Available records:
=-=-=-=-=

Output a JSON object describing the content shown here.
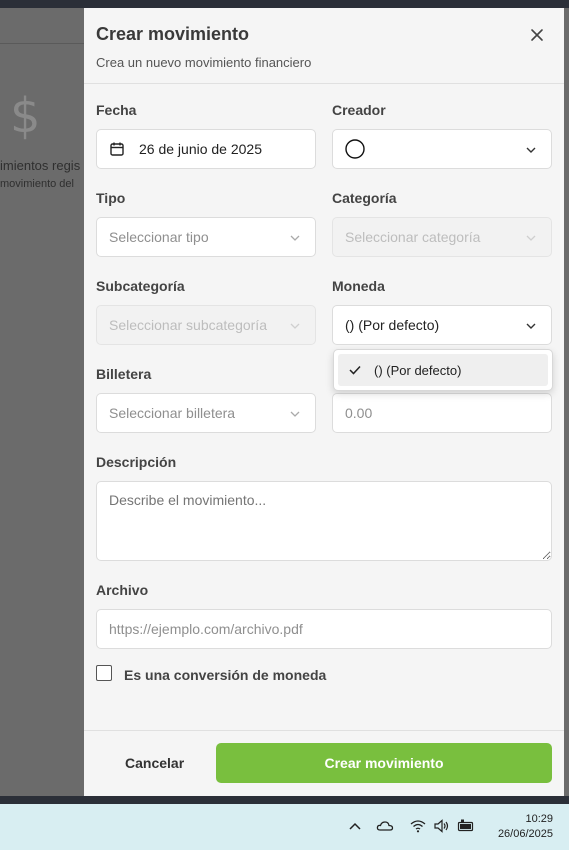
{
  "background": {
    "text1": "imientos regis",
    "text2": "movimiento del"
  },
  "panel": {
    "title": "Crear movimiento",
    "subtitle": "Crea un nuevo movimiento financiero"
  },
  "fields": {
    "fecha": {
      "label": "Fecha",
      "value": "26 de junio de 2025"
    },
    "creador": {
      "label": "Creador"
    },
    "tipo": {
      "label": "Tipo",
      "placeholder": "Seleccionar tipo"
    },
    "categoria": {
      "label": "Categoría",
      "placeholder": "Seleccionar categoría"
    },
    "subcategoria": {
      "label": "Subcategoría",
      "placeholder": "Seleccionar subcategoría"
    },
    "moneda": {
      "label": "Moneda",
      "value": "() (Por defecto)"
    },
    "billetera": {
      "label": "Billetera",
      "placeholder": "Seleccionar billetera"
    },
    "monto": {
      "placeholder": "0.00"
    },
    "descripcion": {
      "label": "Descripción",
      "placeholder": "Describe el movimiento..."
    },
    "archivo": {
      "label": "Archivo",
      "placeholder": "https://ejemplo.com/archivo.pdf"
    },
    "conversion": {
      "label": "Es una conversión de moneda"
    }
  },
  "moneda_dropdown": {
    "options": [
      {
        "label": "() (Por defecto)",
        "selected": true
      }
    ]
  },
  "footer": {
    "cancel_label": "Cancelar",
    "create_label": "Crear movimiento"
  },
  "taskbar": {
    "time": "10:29",
    "date": "26/06/2025"
  },
  "colors": {
    "accent": "#79bf3e"
  }
}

=-=-=-=-=

What the task asks: Look through the listing and extract every line with "Seleccionar" in it.

Result of the exercise:
      "placeholder": "Seleccionar tipo"
      "placeholder": "Seleccionar categoría"
      "placeholder": "Seleccionar subcategoría"
      "placeholder": "Seleccionar billetera"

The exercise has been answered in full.